§ WRITTEN INSTRUCTION:
Every record below is to be retyped exactly.

[INPUT ROWS start]

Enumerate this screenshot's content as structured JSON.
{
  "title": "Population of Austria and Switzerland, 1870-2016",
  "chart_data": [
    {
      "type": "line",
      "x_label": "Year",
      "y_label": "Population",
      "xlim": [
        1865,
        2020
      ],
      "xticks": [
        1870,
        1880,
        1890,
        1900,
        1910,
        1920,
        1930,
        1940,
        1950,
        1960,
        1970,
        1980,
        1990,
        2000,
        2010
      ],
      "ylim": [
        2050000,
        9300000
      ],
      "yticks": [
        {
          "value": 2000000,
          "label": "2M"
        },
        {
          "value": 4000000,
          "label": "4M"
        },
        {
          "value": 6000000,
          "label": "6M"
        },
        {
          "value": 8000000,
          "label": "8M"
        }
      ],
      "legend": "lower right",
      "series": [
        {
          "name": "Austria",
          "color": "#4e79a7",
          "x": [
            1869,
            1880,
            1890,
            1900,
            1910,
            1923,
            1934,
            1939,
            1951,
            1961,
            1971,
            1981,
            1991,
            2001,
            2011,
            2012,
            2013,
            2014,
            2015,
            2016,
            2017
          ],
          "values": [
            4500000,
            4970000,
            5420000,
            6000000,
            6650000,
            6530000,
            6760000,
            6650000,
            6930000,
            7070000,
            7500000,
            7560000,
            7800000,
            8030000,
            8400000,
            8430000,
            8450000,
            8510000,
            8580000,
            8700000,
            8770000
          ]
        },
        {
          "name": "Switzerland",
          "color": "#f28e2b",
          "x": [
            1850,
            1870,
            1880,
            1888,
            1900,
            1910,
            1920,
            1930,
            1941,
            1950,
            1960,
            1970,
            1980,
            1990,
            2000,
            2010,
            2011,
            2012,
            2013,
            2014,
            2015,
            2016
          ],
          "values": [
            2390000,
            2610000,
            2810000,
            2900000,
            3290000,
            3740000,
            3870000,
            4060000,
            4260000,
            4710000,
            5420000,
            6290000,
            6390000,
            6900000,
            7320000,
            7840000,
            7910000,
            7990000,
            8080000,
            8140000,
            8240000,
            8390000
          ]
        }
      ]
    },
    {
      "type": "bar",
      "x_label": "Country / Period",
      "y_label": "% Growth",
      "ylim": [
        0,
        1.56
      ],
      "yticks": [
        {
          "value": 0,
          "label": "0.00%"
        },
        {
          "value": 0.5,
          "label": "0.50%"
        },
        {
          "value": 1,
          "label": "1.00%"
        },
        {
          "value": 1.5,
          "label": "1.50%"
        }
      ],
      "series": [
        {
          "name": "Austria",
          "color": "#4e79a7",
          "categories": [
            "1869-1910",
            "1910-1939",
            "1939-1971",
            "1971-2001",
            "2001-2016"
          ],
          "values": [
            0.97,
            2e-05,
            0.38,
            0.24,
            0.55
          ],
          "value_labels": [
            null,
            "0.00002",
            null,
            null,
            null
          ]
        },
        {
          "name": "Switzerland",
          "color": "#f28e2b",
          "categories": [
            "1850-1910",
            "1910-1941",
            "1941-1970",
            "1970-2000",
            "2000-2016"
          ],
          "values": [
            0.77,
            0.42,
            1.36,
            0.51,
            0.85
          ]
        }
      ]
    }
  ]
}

[INPUT ROWS end]

§ ANSWER TO THIS TASK:
Enumerate this screenshot's content as structured JSON.
{
  "title": "Population of Austria and Switzerland, 1870-2016",
  "chart_data": [
    {
      "type": "line",
      "x_label": "Year",
      "y_label": "Population",
      "xlim": [
        1865,
        2020
      ],
      "xticks": [
        1870,
        1880,
        1890,
        1900,
        1910,
        1920,
        1930,
        1940,
        1950,
        1960,
        1970,
        1980,
        1990,
        2000,
        2010
      ],
      "ylim": [
        2050000,
        9300000
      ],
      "yticks": [
        {
          "value": 2000000,
          "label": "2M"
        },
        {
          "value": 4000000,
          "label": "4M"
        },
        {
          "value": 6000000,
          "label": "6M"
        },
        {
          "value": 8000000,
          "label": "8M"
        }
      ],
      "legend": "lower right",
      "series": [
        {
          "name": "Austria",
          "color": "#4e79a7",
          "x": [
            1869,
            1880,
            1890,
            1900,
            1910,
            1923,
            1934,
            1939,
            1951,
            1961,
            1971,
            1981,
            1991,
            2001,
            2011,
            2012,
            2013,
            2014,
            2015,
            2016,
            2017
          ],
          "values": [
            4500000,
            4970000,
            5420000,
            6000000,
            6650000,
            6530000,
            6760000,
            6650000,
            6930000,
            7070000,
            7500000,
            7560000,
            7800000,
            8030000,
            8400000,
            8430000,
            8450000,
            8510000,
            8580000,
            8700000,
            8770000
          ]
        },
        {
          "name": "Switzerland",
          "color": "#f28e2b",
          "x": [
            1850,
            1870,
            1880,
            1888,
            1900,
            1910,
            1920,
            1930,
            1941,
            1950,
            1960,
            1970,
            1980,
            1990,
            2000,
            2010,
            2011,
            2012,
            2013,
            2014,
            2015,
            2016
          ],
          "values": [
            2390000,
            2610000,
            2810000,
            2900000,
            3290000,
            3740000,
            3870000,
            4060000,
            4260000,
            4710000,
            5420000,
            6290000,
            6390000,
            6900000,
            7320000,
            7840000,
            7910000,
            7990000,
            8080000,
            8140000,
            8240000,
            8390000
          ]
        }
      ]
    },
    {
      "type": "bar",
      "x_label": "Country / Period",
      "y_label": "% Growth",
      "ylim": [
        0,
        1.56
      ],
      "yticks": [
        {
          "value": 0,
          "label": "0.00%"
        },
        {
          "value": 0.5,
          "label": "0.50%"
        },
        {
          "value": 1,
          "label": "1.00%"
        },
        {
          "value": 1.5,
          "label": "1.50%"
        }
      ],
      "series": [
        {
          "name": "Austria",
          "color": "#4e79a7",
          "categories": [
            "1869-1910",
            "1910-1939",
            "1939-1971",
            "1971-2001",
            "2001-2016"
          ],
          "values": [
            0.97,
            2e-05,
            0.38,
            0.24,
            0.55
          ],
          "value_labels": [
            null,
            "0.00002",
            null,
            null,
            null
          ]
        },
        {
          "name": "Switzerland",
          "color": "#f28e2b",
          "categories": [
            "1850-1910",
            "1910-1941",
            "1941-1970",
            "1970-2000",
            "2000-2016"
          ],
          "values": [
            0.77,
            0.42,
            1.36,
            0.51,
            0.85
          ]
        }
      ]
    }
  ]
}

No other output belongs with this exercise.